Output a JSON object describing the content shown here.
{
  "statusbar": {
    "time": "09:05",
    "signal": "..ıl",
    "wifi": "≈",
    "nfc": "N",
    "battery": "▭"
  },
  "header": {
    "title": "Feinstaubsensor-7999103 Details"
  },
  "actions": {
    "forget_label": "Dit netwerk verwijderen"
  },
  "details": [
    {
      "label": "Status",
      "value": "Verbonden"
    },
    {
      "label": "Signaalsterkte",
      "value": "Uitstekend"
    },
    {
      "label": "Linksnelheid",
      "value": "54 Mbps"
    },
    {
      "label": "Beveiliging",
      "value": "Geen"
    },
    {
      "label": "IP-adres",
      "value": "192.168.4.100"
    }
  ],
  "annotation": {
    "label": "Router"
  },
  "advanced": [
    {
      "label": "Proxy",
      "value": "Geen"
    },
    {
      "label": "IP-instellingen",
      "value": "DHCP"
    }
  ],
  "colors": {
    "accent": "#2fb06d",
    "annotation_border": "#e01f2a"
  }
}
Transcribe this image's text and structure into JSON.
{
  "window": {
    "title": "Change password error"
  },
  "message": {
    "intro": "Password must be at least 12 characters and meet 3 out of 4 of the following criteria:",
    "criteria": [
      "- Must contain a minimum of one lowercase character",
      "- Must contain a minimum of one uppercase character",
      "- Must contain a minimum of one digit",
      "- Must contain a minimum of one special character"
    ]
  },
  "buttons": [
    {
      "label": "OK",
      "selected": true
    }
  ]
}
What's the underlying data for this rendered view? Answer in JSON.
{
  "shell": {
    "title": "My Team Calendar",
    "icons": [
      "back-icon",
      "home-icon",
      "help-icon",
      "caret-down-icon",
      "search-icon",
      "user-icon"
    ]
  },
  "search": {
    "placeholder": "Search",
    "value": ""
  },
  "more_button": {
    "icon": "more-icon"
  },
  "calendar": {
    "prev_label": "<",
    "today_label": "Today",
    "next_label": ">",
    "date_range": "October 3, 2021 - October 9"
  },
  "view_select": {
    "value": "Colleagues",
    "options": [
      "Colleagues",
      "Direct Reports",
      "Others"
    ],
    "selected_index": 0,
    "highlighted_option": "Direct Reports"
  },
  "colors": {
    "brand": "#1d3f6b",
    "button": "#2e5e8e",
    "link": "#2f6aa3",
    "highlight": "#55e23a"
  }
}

--------------------------------

» **Exercise requirements**
Using the records above, list each line that includes "minimum".

» **Answer to this exercise**
      "- Must contain a minimum of one lowercase character",
      "- Must contain a minimum of one uppercase character",
      "- Must contain a minimum of one digit",
      "- Must contain a minimum of one special character"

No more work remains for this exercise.